▶ **Work instructions**
The material below should be written out in full and exactly; pictures stay out of the copy.

-- Start --

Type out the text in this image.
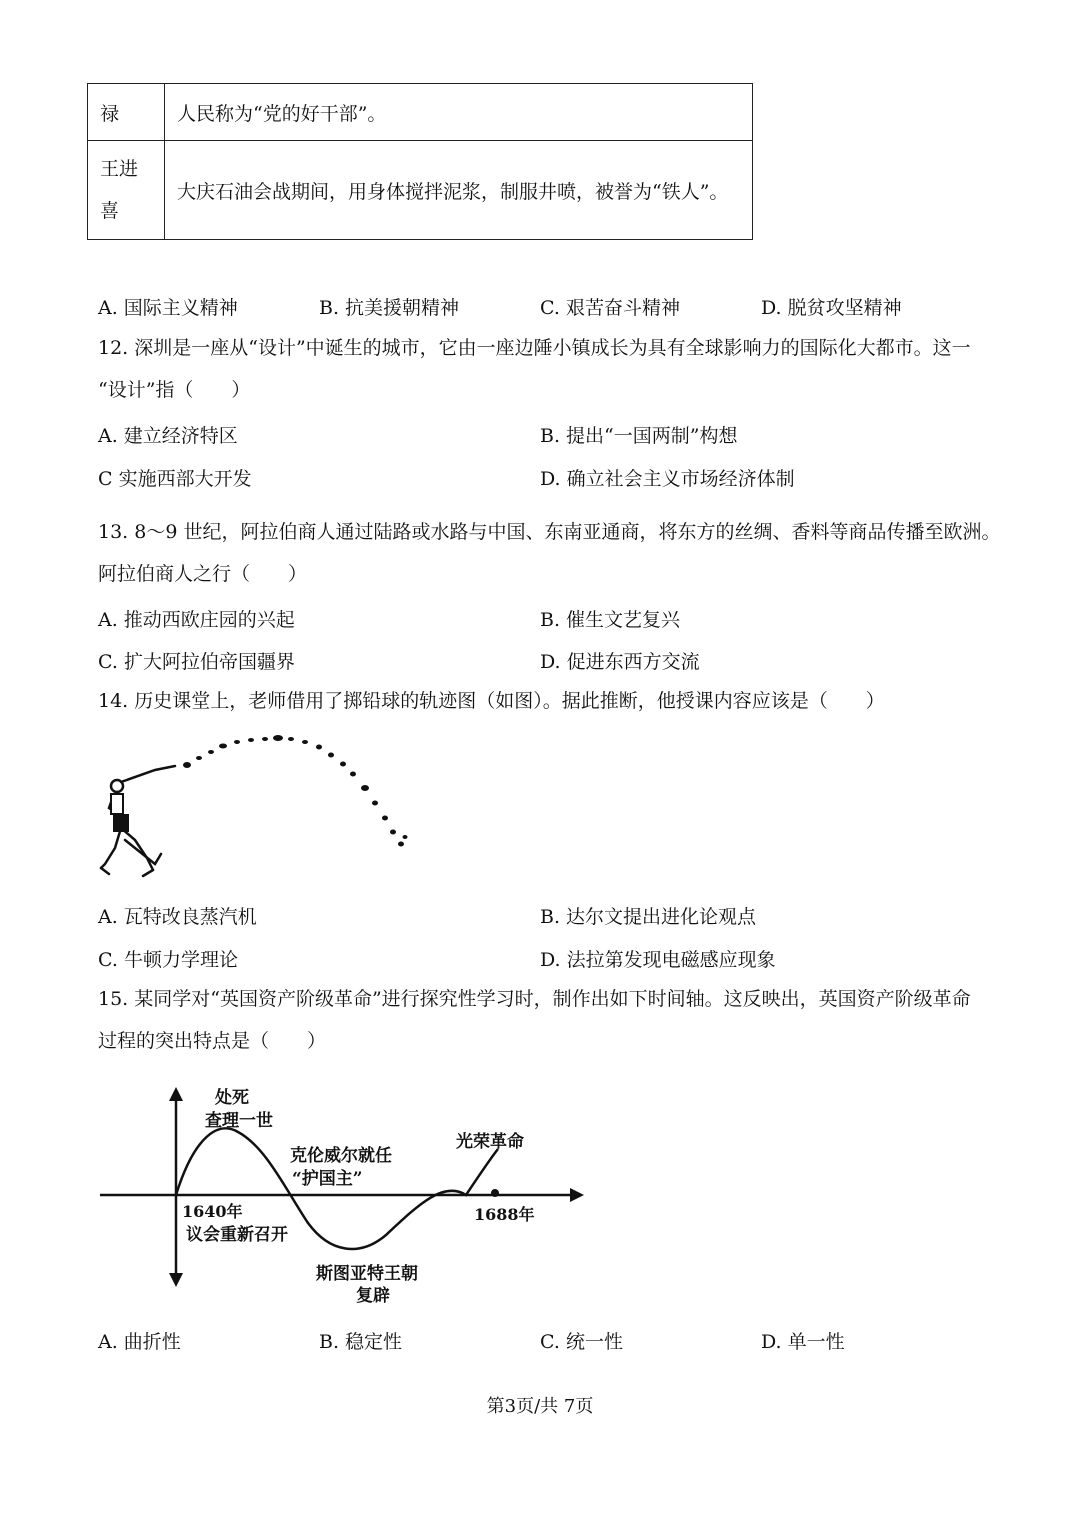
禄	人民称为“党的好干部”。

王进
喜	大庆石油会战期间，用身体搅拌泥浆，制服井喷，被誉为“铁人”。
A. 国际主义精神	B. 抗美援朝精神	C. 艰苦奋斗精神	D. 脱贫攻坚精神
12. 深圳是一座从“设计”中诞生的城市，它由一座边陲小镇成长为具有全球影响力的国际化大都市。这一
“设计”指（　　）
A. 建立经济特区	B. 提出“一国两制”构想
C 实施西部大开发	D. 确立社会主义市场经济体制
13. 8～9 世纪，阿拉伯商人通过陆路或水路与中国、东南亚通商，将东方的丝绸、香料等商品传播至欧洲。
阿拉伯商人之行（　　）
A. 推动西欧庄园的兴起	B. 催生文艺复兴
C. 扩大阿拉伯帝国疆界	D. 促进东西方交流
14. 历史课堂上，老师借用了掷铅球的轨迹图（如图）。据此推断，他授课内容应该是（　　）
A. 瓦特改良蒸汽机	B. 达尔文提出进化论观点
C. 牛顿力学理论	D. 法拉第发现电磁感应现象
15. 某同学对“英国资产阶级革命”进行探究性学习时，制作出如下时间轴。这反映出，英国资产阶级革命
过程的突出特点是（　　）
处死
查理一世
克伦威尔就任
“护国主”
光荣革命
1640年
议会重新召开
1688年
斯图亚特王朝
复辟
A. 曲折性	B. 稳定性	C. 统一性	D. 单一性
第3页/共 7页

-- End --

▶ **Exercise solution**
Type out the text in this image.
禄	人民称为“党的好干部”。

王进
喜	大庆石油会战期间，用身体搅拌泥浆，制服井喷，被誉为“铁人”。
A. 国际主义精神	B. 抗美援朝精神	C. 艰苦奋斗精神	D. 脱贫攻坚精神
12. 深圳是一座从“设计”中诞生的城市，它由一座边陲小镇成长为具有全球影响力的国际化大都市。这一
“设计”指（　　）
A. 建立经济特区	B. 提出“一国两制”构想
C 实施西部大开发	D. 确立社会主义市场经济体制
13. 8～9 世纪，阿拉伯商人通过陆路或水路与中国、东南亚通商，将东方的丝绸、香料等商品传播至欧洲。
阿拉伯商人之行（　　）
A. 推动西欧庄园的兴起	B. 催生文艺复兴
C. 扩大阿拉伯帝国疆界	D. 促进东西方交流
14. 历史课堂上，老师借用了掷铅球的轨迹图（如图）。据此推断，他授课内容应该是（　　）
A. 瓦特改良蒸汽机	B. 达尔文提出进化论观点
C. 牛顿力学理论	D. 法拉第发现电磁感应现象
15. 某同学对“英国资产阶级革命”进行探究性学习时，制作出如下时间轴。这反映出，英国资产阶级革命
过程的突出特点是（　　）
处死
查理一世
克伦威尔就任
“护国主”
光荣革命
1640年
议会重新召开
1688年
斯图亚特王朝
复辟
A. 曲折性	B. 稳定性	C. 统一性	D. 单一性
第3页/共 7页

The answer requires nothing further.